# Data listing:
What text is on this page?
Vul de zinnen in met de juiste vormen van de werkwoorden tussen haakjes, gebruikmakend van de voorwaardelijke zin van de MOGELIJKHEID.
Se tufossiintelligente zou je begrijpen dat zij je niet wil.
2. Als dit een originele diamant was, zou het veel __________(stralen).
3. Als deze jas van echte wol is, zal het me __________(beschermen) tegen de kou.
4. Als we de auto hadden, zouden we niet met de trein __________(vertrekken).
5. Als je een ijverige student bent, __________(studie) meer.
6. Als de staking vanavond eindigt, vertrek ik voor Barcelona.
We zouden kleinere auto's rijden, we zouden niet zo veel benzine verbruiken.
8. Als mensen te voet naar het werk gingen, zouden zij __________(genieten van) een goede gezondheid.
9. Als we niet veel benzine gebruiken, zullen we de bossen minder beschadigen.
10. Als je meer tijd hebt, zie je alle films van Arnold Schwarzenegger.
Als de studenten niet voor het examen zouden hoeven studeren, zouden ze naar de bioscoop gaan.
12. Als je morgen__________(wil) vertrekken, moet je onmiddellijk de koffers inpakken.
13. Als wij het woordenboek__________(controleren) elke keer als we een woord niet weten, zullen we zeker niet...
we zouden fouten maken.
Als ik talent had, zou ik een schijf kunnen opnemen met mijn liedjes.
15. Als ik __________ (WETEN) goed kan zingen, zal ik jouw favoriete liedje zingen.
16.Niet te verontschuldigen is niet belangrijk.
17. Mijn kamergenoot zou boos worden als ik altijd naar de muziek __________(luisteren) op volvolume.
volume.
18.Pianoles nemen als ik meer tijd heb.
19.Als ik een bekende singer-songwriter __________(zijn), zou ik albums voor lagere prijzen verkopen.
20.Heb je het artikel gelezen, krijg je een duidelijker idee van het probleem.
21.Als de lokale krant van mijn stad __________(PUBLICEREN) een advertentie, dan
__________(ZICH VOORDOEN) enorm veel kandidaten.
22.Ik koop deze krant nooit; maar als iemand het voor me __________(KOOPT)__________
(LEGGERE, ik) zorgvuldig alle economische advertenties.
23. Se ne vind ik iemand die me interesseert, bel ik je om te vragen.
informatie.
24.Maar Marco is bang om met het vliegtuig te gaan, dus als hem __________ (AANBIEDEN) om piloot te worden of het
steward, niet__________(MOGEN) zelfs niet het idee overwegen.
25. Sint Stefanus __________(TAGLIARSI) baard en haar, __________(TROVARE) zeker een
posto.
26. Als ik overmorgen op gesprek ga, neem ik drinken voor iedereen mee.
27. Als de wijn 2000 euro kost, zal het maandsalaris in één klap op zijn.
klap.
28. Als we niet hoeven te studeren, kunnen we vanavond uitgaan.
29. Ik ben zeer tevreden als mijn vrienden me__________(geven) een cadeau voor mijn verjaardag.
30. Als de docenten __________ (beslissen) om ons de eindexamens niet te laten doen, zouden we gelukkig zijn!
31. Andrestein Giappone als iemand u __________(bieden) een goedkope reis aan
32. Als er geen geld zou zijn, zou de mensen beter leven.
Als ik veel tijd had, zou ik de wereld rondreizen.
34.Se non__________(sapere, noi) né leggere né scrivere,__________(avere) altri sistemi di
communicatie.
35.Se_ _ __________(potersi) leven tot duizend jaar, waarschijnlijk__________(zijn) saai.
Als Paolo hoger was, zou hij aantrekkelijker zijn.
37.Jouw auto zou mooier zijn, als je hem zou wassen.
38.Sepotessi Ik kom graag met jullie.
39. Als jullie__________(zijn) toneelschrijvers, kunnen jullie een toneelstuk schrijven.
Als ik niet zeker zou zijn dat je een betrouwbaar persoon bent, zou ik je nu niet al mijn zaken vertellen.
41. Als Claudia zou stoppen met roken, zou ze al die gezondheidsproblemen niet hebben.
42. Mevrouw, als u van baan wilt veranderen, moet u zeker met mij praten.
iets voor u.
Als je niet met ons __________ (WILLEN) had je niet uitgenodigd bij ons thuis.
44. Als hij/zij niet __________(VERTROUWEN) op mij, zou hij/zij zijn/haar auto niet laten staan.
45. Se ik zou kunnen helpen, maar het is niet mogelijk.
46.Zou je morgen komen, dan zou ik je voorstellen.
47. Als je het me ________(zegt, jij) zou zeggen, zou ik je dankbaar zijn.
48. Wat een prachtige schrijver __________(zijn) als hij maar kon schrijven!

# Set exercise:
Set out the complete listing exactly as shown.

# Exercise answer:
What text is on this page?
Vul de zinnen in met de juiste vormen van de werkwoorden tussen haakjes, gebruikmakend van de voorwaardelijke zin van de MOGELIJKHEID.
Se tufossiintelligente zou je begrijpen dat zij je niet wil.
2. Als dit een originele diamant was, zou het veel __________(stralen).
3. Als deze jas van echte wol is, zal het me __________(beschermen) tegen de kou.
4. Als we de auto hadden, zouden we niet met de trein __________(vertrekken).
5. Als je een ijverige student bent, __________(studie) meer.
6. Als de staking vanavond eindigt, vertrek ik voor Barcelona.
We zouden kleinere auto's rijden, we zouden niet zo veel benzine verbruiken.
8. Als mensen te voet naar het werk gingen, zouden zij __________(genieten van) een goede gezondheid.
9. Als we niet veel benzine gebruiken, zullen we de bossen minder beschadigen.
10. Als je meer tijd hebt, zie je alle films van Arnold Schwarzenegger.
Als de studenten niet voor het examen zouden hoeven studeren, zouden ze naar de bioscoop gaan.
12. Als je morgen__________(wil) vertrekken, moet je onmiddellijk de koffers inpakken.
13. Als wij het woordenboek__________(controleren) elke keer als we een woord niet weten, zullen we zeker niet...
we zouden fouten maken.
Als ik talent had, zou ik een schijf kunnen opnemen met mijn liedjes.
15. Als ik __________ (WETEN) goed kan zingen, zal ik jouw favoriete liedje zingen.
16.Niet te verontschuldigen is niet belangrijk.
17. Mijn kamergenoot zou boos worden als ik altijd naar de muziek __________(luisteren) op volvolume.
volume.
18.Pianoles nemen als ik meer tijd heb.
19.Als ik een bekende singer-songwriter __________(zijn), zou ik albums voor lagere prijzen verkopen.
20.Heb je het artikel gelezen, krijg je een duidelijker idee van het probleem.
21.Als de lokale krant van mijn stad __________(PUBLICEREN) een advertentie, dan
__________(ZICH VOORDOEN) enorm veel kandidaten.
22.Ik koop deze krant nooit; maar als iemand het voor me __________(KOOPT)__________
(LEGGERE, ik) zorgvuldig alle economische advertenties.
23. Se ne vind ik iemand die me interesseert, bel ik je om te vragen.
informatie.
24.Maar Marco is bang om met het vliegtuig te gaan, dus als hem __________ (AANBIEDEN) om piloot te worden of het
steward, niet__________(MOGEN) zelfs niet het idee overwegen.
25. Sint Stefanus __________(TAGLIARSI) baard en haar, __________(TROVARE) zeker een
posto.
26. Als ik overmorgen op gesprek ga, neem ik drinken voor iedereen mee.
27. Als de wijn 2000 euro kost, zal het maandsalaris in één klap op zijn.
klap.
28. Als we niet hoeven te studeren, kunnen we vanavond uitgaan.
29. Ik ben zeer tevreden als mijn vrienden me__________(geven) een cadeau voor mijn verjaardag.
30. Als de docenten __________ (beslissen) om ons de eindexamens niet te laten doen, zouden we gelukkig zijn!
31. Andrestein Giappone als iemand u __________(bieden) een goedkope reis aan
32. Als er geen geld zou zijn, zou de mensen beter leven.
Als ik veel tijd had, zou ik de wereld rondreizen.
34.Se non__________(sapere, noi) né leggere né scrivere,__________(avere) altri sistemi di
communicatie.
35.Se_ _ __________(potersi) leven tot duizend jaar, waarschijnlijk__________(zijn) saai.
Als Paolo hoger was, zou hij aantrekkelijker zijn.
37.Jouw auto zou mooier zijn, als je hem zou wassen.
38.Sepotessi Ik kom graag met jullie.
39. Als jullie__________(zijn) toneelschrijvers, kunnen jullie een toneelstuk schrijven.
Als ik niet zeker zou zijn dat je een betrouwbaar persoon bent, zou ik je nu niet al mijn zaken vertellen.
41. Als Claudia zou stoppen met roken, zou ze al die gezondheidsproblemen niet hebben.
42. Mevrouw, als u van baan wilt veranderen, moet u zeker met mij praten.
iets voor u.
Als je niet met ons __________ (WILLEN) had je niet uitgenodigd bij ons thuis.
44. Als hij/zij niet __________(VERTROUWEN) op mij, zou hij/zij zijn/haar auto niet laten staan.
45. Se ik zou kunnen helpen, maar het is niet mogelijk.
46.Zou je morgen komen, dan zou ik je voorstellen.
47. Als je het me ________(zegt, jij) zou zeggen, zou ik je dankbaar zijn.
48. Wat een prachtige schrijver __________(zijn) als hij maar kon schrijven!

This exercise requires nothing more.